**Data entries**
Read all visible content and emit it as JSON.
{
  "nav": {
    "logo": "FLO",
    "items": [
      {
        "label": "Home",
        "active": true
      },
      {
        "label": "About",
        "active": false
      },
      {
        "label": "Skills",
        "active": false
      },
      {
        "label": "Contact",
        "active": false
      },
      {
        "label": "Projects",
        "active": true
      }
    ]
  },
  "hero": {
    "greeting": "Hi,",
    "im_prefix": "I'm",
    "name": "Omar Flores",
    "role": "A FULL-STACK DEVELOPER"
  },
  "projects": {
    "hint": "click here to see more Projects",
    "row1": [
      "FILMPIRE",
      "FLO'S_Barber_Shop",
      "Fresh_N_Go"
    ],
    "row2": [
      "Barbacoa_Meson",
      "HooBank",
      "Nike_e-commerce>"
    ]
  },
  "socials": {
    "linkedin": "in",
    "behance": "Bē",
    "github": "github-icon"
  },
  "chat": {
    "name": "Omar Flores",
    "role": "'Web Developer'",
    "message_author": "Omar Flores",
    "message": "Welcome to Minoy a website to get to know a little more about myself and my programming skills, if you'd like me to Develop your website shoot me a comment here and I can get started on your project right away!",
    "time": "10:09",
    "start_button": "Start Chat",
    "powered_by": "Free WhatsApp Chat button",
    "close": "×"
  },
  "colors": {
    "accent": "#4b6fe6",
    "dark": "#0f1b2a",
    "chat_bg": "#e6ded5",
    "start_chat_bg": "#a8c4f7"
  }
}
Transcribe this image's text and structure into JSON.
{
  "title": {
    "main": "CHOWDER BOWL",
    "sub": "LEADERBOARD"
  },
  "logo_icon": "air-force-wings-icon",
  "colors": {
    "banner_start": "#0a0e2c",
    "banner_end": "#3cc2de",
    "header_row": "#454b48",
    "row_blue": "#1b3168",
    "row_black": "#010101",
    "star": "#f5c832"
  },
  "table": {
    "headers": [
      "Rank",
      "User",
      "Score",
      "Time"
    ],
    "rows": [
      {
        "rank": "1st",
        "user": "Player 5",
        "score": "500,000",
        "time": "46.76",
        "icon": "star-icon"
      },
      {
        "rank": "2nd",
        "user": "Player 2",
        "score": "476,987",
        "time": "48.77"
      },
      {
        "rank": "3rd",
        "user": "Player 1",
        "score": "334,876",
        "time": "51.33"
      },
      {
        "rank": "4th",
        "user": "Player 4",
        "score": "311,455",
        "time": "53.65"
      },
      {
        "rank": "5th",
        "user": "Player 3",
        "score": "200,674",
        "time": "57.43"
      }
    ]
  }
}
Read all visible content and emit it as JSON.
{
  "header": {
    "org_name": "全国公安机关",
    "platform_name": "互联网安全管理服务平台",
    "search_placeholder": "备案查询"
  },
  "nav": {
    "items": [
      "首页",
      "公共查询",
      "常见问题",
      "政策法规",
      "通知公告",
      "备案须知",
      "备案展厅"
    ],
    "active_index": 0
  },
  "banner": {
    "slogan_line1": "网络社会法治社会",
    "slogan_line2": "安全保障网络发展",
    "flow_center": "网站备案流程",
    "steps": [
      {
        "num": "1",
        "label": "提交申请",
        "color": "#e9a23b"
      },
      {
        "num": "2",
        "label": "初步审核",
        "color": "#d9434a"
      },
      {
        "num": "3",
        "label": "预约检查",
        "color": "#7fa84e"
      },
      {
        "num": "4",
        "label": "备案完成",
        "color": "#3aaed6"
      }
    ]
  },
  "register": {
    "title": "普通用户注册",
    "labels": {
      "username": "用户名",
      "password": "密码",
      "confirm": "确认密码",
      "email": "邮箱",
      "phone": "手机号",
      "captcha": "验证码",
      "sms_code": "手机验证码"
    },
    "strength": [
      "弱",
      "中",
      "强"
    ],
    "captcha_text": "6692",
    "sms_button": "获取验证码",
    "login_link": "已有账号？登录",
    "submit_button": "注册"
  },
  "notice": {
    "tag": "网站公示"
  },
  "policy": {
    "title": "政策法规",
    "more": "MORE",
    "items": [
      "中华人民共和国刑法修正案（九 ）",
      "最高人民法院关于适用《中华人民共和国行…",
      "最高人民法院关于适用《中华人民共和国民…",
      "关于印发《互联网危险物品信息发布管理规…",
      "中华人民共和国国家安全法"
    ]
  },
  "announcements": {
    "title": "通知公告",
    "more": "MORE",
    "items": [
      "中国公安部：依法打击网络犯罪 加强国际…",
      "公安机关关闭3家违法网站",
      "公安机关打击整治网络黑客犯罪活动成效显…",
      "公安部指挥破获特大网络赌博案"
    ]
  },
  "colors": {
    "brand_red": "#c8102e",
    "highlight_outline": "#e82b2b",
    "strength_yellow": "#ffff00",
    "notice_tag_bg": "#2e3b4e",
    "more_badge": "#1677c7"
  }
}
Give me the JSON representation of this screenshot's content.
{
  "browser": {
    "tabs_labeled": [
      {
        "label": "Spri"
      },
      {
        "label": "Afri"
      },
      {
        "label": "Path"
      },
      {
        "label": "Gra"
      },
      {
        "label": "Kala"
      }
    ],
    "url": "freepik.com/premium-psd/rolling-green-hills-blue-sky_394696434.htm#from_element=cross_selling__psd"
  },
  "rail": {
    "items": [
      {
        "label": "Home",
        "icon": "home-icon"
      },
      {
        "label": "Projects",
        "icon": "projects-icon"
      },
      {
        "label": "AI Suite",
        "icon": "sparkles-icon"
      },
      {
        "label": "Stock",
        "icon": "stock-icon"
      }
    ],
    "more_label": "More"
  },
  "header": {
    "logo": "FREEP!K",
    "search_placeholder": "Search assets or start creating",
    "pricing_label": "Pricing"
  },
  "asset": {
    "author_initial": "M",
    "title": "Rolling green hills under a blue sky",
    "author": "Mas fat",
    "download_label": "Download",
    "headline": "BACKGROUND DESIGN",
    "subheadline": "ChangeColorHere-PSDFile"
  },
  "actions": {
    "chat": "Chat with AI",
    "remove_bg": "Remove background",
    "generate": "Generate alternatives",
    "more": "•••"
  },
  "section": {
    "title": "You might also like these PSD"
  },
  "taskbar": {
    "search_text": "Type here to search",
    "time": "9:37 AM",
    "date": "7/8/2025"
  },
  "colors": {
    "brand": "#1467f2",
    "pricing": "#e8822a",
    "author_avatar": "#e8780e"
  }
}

**Exercise objective**
Check each line of the material above for "JSON" and say how many lines contain it, giving the number alone.

**Full response**
4